→ EXERCISE DIRECTIONS: Repeat the entire listing exactly as written.

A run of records

** start **

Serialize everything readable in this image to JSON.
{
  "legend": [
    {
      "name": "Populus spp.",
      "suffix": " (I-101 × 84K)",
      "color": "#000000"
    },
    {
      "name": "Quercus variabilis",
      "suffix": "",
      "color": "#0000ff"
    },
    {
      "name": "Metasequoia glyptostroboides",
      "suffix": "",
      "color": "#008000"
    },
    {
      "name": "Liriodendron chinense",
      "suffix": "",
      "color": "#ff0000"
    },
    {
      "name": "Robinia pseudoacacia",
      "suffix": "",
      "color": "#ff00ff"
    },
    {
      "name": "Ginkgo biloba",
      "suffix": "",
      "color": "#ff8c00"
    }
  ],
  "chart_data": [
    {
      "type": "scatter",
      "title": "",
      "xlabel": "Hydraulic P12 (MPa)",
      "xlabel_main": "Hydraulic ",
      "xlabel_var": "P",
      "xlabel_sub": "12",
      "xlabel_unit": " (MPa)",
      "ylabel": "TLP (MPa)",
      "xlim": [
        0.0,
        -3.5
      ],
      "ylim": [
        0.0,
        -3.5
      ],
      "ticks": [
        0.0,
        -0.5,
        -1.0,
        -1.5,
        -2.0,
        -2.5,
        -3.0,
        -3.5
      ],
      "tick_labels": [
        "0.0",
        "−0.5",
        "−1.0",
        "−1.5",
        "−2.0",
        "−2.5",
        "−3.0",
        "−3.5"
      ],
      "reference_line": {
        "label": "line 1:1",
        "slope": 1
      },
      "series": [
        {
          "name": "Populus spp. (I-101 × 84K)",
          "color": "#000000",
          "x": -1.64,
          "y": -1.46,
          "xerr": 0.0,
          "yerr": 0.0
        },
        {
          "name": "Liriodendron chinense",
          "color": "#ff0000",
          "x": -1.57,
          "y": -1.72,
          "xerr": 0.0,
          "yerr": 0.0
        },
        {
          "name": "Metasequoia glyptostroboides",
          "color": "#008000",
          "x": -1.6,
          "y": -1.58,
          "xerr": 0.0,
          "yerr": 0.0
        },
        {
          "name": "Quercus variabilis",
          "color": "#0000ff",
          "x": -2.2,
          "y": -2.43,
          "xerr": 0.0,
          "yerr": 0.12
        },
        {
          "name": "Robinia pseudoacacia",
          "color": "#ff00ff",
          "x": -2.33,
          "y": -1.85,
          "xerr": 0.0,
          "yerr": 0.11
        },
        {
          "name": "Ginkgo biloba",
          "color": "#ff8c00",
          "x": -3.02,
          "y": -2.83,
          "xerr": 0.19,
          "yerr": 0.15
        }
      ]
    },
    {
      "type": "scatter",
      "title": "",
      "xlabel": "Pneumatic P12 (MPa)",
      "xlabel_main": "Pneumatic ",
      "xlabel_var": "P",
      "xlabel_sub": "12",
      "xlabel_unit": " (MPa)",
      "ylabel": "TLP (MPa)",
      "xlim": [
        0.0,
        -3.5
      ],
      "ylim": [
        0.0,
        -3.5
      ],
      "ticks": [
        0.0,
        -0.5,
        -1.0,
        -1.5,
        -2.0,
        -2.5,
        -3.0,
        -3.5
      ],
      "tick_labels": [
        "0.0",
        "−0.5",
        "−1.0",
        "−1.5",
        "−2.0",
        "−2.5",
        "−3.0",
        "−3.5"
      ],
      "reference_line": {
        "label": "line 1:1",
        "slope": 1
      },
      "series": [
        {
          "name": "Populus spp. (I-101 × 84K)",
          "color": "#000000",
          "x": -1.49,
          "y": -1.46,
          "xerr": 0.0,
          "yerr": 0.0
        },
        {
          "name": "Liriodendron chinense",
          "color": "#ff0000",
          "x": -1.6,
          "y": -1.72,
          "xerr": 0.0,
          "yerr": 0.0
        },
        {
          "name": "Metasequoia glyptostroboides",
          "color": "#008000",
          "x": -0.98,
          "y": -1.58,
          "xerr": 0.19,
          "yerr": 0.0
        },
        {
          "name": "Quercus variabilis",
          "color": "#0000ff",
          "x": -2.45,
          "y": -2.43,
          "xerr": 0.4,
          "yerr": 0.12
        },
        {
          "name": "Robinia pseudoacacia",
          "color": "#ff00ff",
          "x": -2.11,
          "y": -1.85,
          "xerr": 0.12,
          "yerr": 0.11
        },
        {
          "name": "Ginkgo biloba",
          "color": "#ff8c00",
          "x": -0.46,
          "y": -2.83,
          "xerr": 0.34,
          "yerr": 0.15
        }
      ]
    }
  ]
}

** end **

→ RESULT:
Serialize everything readable in this image to JSON.
{
  "legend": [
    {
      "name": "Populus spp.",
      "suffix": " (I-101 × 84K)",
      "color": "#000000"
    },
    {
      "name": "Quercus variabilis",
      "suffix": "",
      "color": "#0000ff"
    },
    {
      "name": "Metasequoia glyptostroboides",
      "suffix": "",
      "color": "#008000"
    },
    {
      "name": "Liriodendron chinense",
      "suffix": "",
      "color": "#ff0000"
    },
    {
      "name": "Robinia pseudoacacia",
      "suffix": "",
      "color": "#ff00ff"
    },
    {
      "name": "Ginkgo biloba",
      "suffix": "",
      "color": "#ff8c00"
    }
  ],
  "chart_data": [
    {
      "type": "scatter",
      "title": "",
      "xlabel": "Hydraulic P12 (MPa)",
      "xlabel_main": "Hydraulic ",
      "xlabel_var": "P",
      "xlabel_sub": "12",
      "xlabel_unit": " (MPa)",
      "ylabel": "TLP (MPa)",
      "xlim": [
        0.0,
        -3.5
      ],
      "ylim": [
        0.0,
        -3.5
      ],
      "ticks": [
        0.0,
        -0.5,
        -1.0,
        -1.5,
        -2.0,
        -2.5,
        -3.0,
        -3.5
      ],
      "tick_labels": [
        "0.0",
        "−0.5",
        "−1.0",
        "−1.5",
        "−2.0",
        "−2.5",
        "−3.0",
        "−3.5"
      ],
      "reference_line": {
        "label": "line 1:1",
        "slope": 1
      },
      "series": [
        {
          "name": "Populus spp. (I-101 × 84K)",
          "color": "#000000",
          "x": -1.64,
          "y": -1.46,
          "xerr": 0.0,
          "yerr": 0.0
        },
        {
          "name": "Liriodendron chinense",
          "color": "#ff0000",
          "x": -1.57,
          "y": -1.72,
          "xerr": 0.0,
          "yerr": 0.0
        },
        {
          "name": "Metasequoia glyptostroboides",
          "color": "#008000",
          "x": -1.6,
          "y": -1.58,
          "xerr": 0.0,
          "yerr": 0.0
        },
        {
          "name": "Quercus variabilis",
          "color": "#0000ff",
          "x": -2.2,
          "y": -2.43,
          "xerr": 0.0,
          "yerr": 0.12
        },
        {
          "name": "Robinia pseudoacacia",
          "color": "#ff00ff",
          "x": -2.33,
          "y": -1.85,
          "xerr": 0.0,
          "yerr": 0.11
        },
        {
          "name": "Ginkgo biloba",
          "color": "#ff8c00",
          "x": -3.02,
          "y": -2.83,
          "xerr": 0.19,
          "yerr": 0.15
        }
      ]
    },
    {
      "type": "scatter",
      "title": "",
      "xlabel": "Pneumatic P12 (MPa)",
      "xlabel_main": "Pneumatic ",
      "xlabel_var": "P",
      "xlabel_sub": "12",
      "xlabel_unit": " (MPa)",
      "ylabel": "TLP (MPa)",
      "xlim": [
        0.0,
        -3.5
      ],
      "ylim": [
        0.0,
        -3.5
      ],
      "ticks": [
        0.0,
        -0.5,
        -1.0,
        -1.5,
        -2.0,
        -2.5,
        -3.0,
        -3.5
      ],
      "tick_labels": [
        "0.0",
        "−0.5",
        "−1.0",
        "−1.5",
        "−2.0",
        "−2.5",
        "−3.0",
        "−3.5"
      ],
      "reference_line": {
        "label": "line 1:1",
        "slope": 1
      },
      "series": [
        {
          "name": "Populus spp. (I-101 × 84K)",
          "color": "#000000",
          "x": -1.49,
          "y": -1.46,
          "xerr": 0.0,
          "yerr": 0.0
        },
        {
          "name": "Liriodendron chinense",
          "color": "#ff0000",
          "x": -1.6,
          "y": -1.72,
          "xerr": 0.0,
          "yerr": 0.0
        },
        {
          "name": "Metasequoia glyptostroboides",
          "color": "#008000",
          "x": -0.98,
          "y": -1.58,
          "xerr": 0.19,
          "yerr": 0.0
        },
        {
          "name": "Quercus variabilis",
          "color": "#0000ff",
          "x": -2.45,
          "y": -2.43,
          "xerr": 0.4,
          "yerr": 0.12
        },
        {
          "name": "Robinia pseudoacacia",
          "color": "#ff00ff",
          "x": -2.11,
          "y": -1.85,
          "xerr": 0.12,
          "yerr": 0.11
        },
        {
          "name": "Ginkgo biloba",
          "color": "#ff8c00",
          "x": -0.46,
          "y": -2.83,
          "xerr": 0.34,
          "yerr": 0.15
        }
      ]
    }
  ]
}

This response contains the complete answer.